== Records for the exercise ==
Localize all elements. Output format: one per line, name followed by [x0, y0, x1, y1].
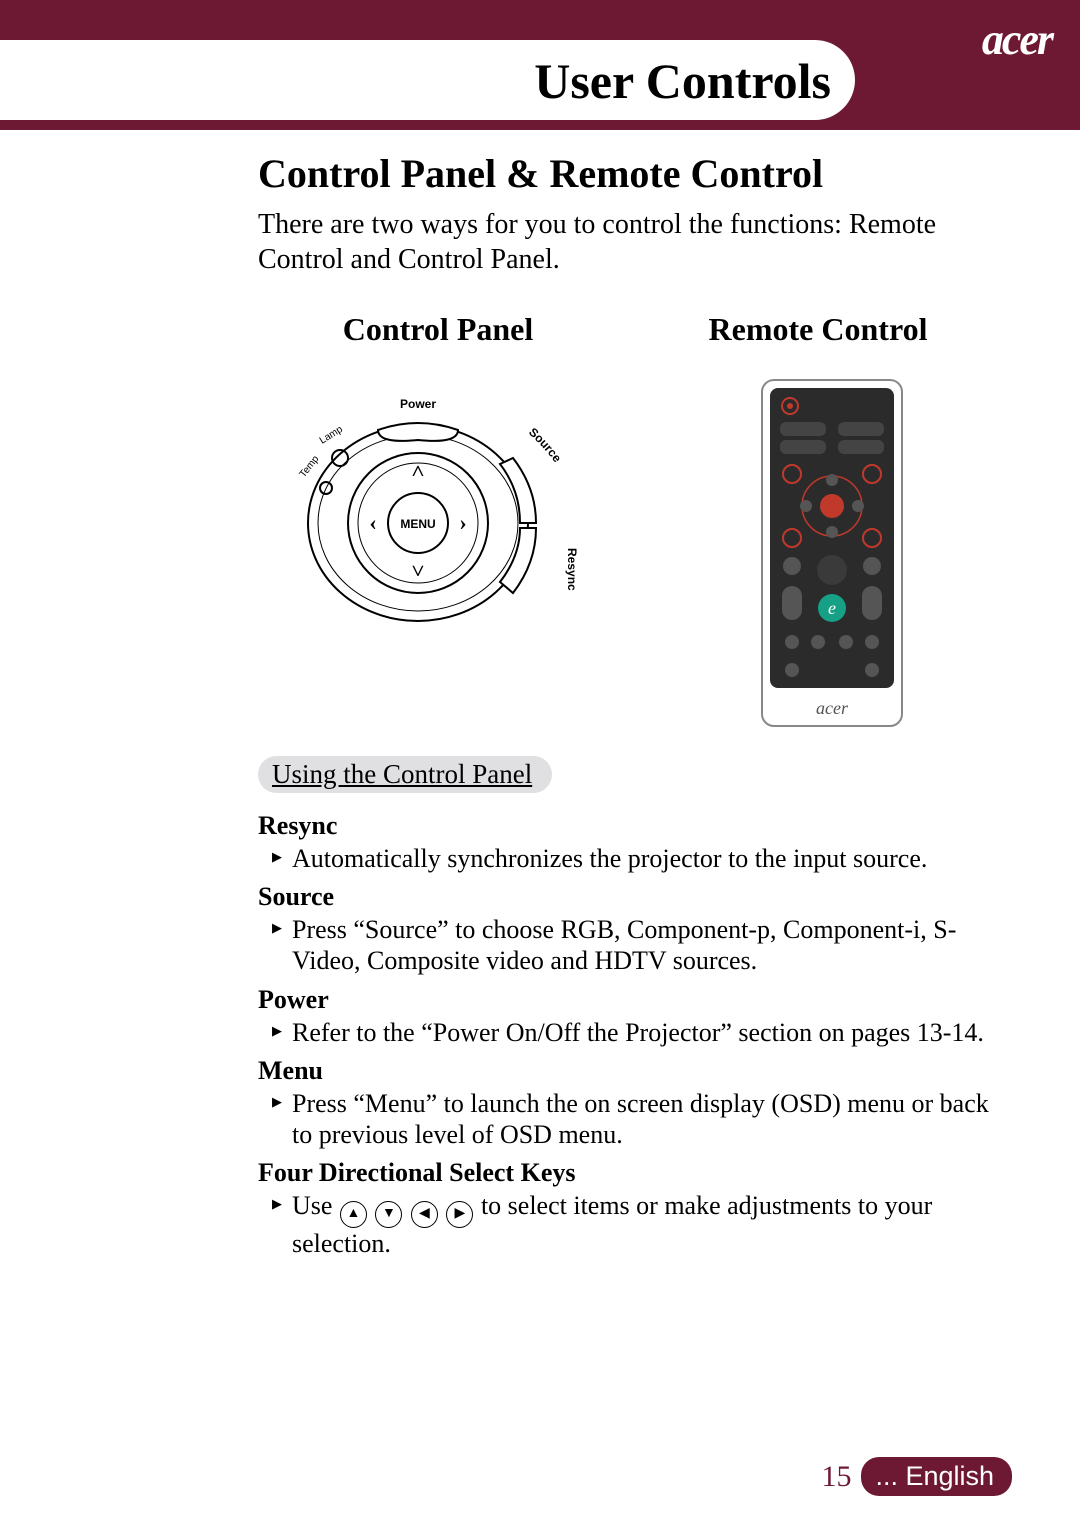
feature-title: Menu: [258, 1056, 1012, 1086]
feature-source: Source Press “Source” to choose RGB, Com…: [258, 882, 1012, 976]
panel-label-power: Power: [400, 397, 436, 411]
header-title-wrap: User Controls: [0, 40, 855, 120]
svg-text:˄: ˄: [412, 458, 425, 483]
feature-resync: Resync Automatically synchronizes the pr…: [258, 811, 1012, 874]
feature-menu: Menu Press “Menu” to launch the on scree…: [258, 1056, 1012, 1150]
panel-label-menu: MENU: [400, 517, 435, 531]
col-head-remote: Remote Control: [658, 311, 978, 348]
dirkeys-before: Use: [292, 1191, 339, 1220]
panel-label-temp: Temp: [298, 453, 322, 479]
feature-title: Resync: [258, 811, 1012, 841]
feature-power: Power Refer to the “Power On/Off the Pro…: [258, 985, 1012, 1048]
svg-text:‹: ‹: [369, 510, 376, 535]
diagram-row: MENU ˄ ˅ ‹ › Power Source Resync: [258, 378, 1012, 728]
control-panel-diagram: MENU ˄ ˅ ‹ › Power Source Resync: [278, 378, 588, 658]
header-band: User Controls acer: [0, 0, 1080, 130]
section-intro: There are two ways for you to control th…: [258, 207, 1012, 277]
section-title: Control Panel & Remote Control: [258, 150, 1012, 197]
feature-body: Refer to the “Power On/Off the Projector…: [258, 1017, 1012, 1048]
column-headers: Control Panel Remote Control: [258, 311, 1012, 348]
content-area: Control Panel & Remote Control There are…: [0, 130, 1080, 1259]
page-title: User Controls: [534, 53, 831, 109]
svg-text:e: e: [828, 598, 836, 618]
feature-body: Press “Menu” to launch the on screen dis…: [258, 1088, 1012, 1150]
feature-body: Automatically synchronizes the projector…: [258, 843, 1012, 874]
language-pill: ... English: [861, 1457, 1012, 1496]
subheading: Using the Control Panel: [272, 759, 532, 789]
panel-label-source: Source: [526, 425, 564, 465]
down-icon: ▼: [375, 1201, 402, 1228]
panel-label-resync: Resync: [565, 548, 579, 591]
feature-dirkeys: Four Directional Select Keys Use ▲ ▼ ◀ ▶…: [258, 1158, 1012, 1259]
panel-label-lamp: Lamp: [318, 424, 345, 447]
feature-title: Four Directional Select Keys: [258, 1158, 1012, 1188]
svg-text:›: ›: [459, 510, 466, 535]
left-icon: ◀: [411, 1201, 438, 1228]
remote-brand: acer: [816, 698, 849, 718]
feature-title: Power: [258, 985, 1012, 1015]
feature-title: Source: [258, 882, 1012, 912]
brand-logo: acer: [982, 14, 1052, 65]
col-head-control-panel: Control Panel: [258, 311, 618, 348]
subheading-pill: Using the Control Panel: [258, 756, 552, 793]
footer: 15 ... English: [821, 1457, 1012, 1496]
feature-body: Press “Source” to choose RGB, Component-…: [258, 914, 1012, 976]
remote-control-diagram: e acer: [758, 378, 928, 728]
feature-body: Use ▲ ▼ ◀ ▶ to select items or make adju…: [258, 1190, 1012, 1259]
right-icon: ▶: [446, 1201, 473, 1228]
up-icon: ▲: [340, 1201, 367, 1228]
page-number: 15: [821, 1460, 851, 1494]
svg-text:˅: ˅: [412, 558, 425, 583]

== Required task ==
Rewrite the part of the data that opens with the line containing "feature-title: Menu: [258, 1056, 1012, 1086]" and closes with the line containing "language-pill: ... English: [861, 1457, 1012, 1496]", replacing "Remote Control" with "Remote Controller" and leaving everything else unchanged.

== Answer to this exercise ==
feature-title: Menu: [258, 1056, 1012, 1086]
feature-source: Source Press “Source” to choose RGB, Com…: [258, 882, 1012, 976]
panel-label-power: Power: [400, 397, 436, 411]
header-title-wrap: User Controls: [0, 40, 855, 120]
svg-text:˄: ˄: [412, 458, 425, 483]
feature-resync: Resync Automatically synchronizes the pr…: [258, 811, 1012, 874]
feature-menu: Menu Press “Menu” to launch the on scree…: [258, 1056, 1012, 1150]
panel-label-menu: MENU: [400, 517, 435, 531]
col-head-remote: Remote Controller: [658, 311, 978, 348]
dirkeys-before: Use: [292, 1191, 339, 1220]
panel-label-temp: Temp: [298, 453, 322, 479]
feature-title: Resync: [258, 811, 1012, 841]
feature-power: Power Refer to the “Power On/Off the Pro…: [258, 985, 1012, 1048]
svg-text:‹: ‹: [369, 510, 376, 535]
diagram-row: MENU ˄ ˅ ‹ › Power Source Resync: [258, 378, 1012, 728]
control-panel-diagram: MENU ˄ ˅ ‹ › Power Source Resync: [278, 378, 588, 658]
header-band: User Controls acer: [0, 0, 1080, 130]
section-intro: There are two ways for you to control th…: [258, 207, 1012, 277]
section-title: Control Panel & Remote Controller: [258, 150, 1012, 197]
feature-body: Refer to the “Power On/Off the Projector…: [258, 1017, 1012, 1048]
column-headers: Control Panel Remote Controller: [258, 311, 1012, 348]
content-area: Control Panel & Remote Controller There are…: [0, 130, 1080, 1259]
page-title: User Controls: [534, 53, 831, 109]
svg-text:e: e: [828, 598, 836, 618]
feature-body: Press “Menu” to launch the on screen dis…: [258, 1088, 1012, 1150]
feature-body: Automatically synchronizes the projector…: [258, 843, 1012, 874]
language-pill: ... English: [861, 1457, 1012, 1496]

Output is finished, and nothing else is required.